START

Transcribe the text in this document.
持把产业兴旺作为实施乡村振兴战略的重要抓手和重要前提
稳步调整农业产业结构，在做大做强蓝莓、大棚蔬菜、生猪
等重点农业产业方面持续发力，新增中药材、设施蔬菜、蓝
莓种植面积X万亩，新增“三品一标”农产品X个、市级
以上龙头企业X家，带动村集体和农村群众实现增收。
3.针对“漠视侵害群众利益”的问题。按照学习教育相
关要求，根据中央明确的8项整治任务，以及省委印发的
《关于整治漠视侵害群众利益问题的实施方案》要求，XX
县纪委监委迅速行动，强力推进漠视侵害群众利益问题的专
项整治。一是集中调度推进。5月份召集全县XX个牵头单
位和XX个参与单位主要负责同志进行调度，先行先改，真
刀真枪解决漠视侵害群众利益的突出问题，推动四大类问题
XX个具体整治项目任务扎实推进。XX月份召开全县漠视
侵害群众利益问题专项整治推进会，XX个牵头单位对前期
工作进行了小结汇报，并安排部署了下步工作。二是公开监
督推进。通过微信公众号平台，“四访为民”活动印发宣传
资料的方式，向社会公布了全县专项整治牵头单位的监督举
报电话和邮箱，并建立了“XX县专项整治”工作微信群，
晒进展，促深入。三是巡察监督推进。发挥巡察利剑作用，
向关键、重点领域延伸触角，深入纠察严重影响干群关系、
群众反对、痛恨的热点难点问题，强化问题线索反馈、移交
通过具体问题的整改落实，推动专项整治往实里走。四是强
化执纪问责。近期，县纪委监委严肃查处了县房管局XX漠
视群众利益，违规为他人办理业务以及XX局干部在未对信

END

Give the complete listing a second time, exactly as it reads.

(Task result):
Transcribe the text in this document.
持把产业兴旺作为实施乡村振兴战略的重要抓手和重要前提
稳步调整农业产业结构，在做大做强蓝莓、大棚蔬菜、生猪
等重点农业产业方面持续发力，新增中药材、设施蔬菜、蓝
莓种植面积X万亩，新增“三品一标”农产品X个、市级
以上龙头企业X家，带动村集体和农村群众实现增收。
3.针对“漠视侵害群众利益”的问题。按照学习教育相
关要求，根据中央明确的8项整治任务，以及省委印发的
《关于整治漠视侵害群众利益问题的实施方案》要求，XX
县纪委监委迅速行动，强力推进漠视侵害群众利益问题的专
项整治。一是集中调度推进。5月份召集全县XX个牵头单
位和XX个参与单位主要负责同志进行调度，先行先改，真
刀真枪解决漠视侵害群众利益的突出问题，推动四大类问题
XX个具体整治项目任务扎实推进。XX月份召开全县漠视
侵害群众利益问题专项整治推进会，XX个牵头单位对前期
工作进行了小结汇报，并安排部署了下步工作。二是公开监
督推进。通过微信公众号平台，“四访为民”活动印发宣传
资料的方式，向社会公布了全县专项整治牵头单位的监督举
报电话和邮箱，并建立了“XX县专项整治”工作微信群，
晒进展，促深入。三是巡察监督推进。发挥巡察利剑作用，
向关键、重点领域延伸触角，深入纠察严重影响干群关系、
群众反对、痛恨的热点难点问题，强化问题线索反馈、移交
通过具体问题的整改落实，推动专项整治往实里走。四是强
化执纪问责。近期，县纪委监委严肃查处了县房管局XX漠
视群众利益，违规为他人办理业务以及XX局干部在未对信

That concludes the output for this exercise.